## Entries supplied

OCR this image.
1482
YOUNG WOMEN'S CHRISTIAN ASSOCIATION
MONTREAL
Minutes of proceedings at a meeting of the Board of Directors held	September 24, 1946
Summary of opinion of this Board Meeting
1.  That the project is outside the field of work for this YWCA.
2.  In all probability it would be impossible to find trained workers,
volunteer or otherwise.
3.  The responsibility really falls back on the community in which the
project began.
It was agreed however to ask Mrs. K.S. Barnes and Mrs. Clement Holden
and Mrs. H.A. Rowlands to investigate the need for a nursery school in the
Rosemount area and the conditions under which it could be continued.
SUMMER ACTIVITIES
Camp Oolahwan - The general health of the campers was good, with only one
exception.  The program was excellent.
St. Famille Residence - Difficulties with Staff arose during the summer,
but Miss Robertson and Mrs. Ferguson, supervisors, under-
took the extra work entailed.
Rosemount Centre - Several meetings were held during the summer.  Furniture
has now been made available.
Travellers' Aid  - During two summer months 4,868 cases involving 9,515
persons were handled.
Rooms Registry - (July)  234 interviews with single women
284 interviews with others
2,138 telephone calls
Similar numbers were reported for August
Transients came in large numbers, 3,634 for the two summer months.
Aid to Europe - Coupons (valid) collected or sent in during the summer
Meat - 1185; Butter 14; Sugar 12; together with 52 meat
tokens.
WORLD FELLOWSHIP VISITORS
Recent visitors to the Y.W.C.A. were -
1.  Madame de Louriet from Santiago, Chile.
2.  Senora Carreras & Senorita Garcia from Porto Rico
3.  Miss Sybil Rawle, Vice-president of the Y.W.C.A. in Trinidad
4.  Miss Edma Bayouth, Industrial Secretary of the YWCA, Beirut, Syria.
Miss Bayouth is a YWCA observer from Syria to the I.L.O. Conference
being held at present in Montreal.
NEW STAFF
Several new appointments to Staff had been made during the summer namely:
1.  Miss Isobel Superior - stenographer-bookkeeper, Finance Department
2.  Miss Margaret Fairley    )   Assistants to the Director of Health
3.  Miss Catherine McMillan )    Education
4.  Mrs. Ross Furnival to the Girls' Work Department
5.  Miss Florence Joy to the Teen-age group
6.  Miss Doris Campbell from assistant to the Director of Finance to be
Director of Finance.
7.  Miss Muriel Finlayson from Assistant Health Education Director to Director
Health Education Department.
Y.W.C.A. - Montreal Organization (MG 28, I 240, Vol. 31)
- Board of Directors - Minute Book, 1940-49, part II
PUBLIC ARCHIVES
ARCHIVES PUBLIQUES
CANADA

## Brief
Copy out each line of the material that holds the word "interviews".

## Finished answer
Rooms Registry - (July)  234 interviews with single women
284 interviews with others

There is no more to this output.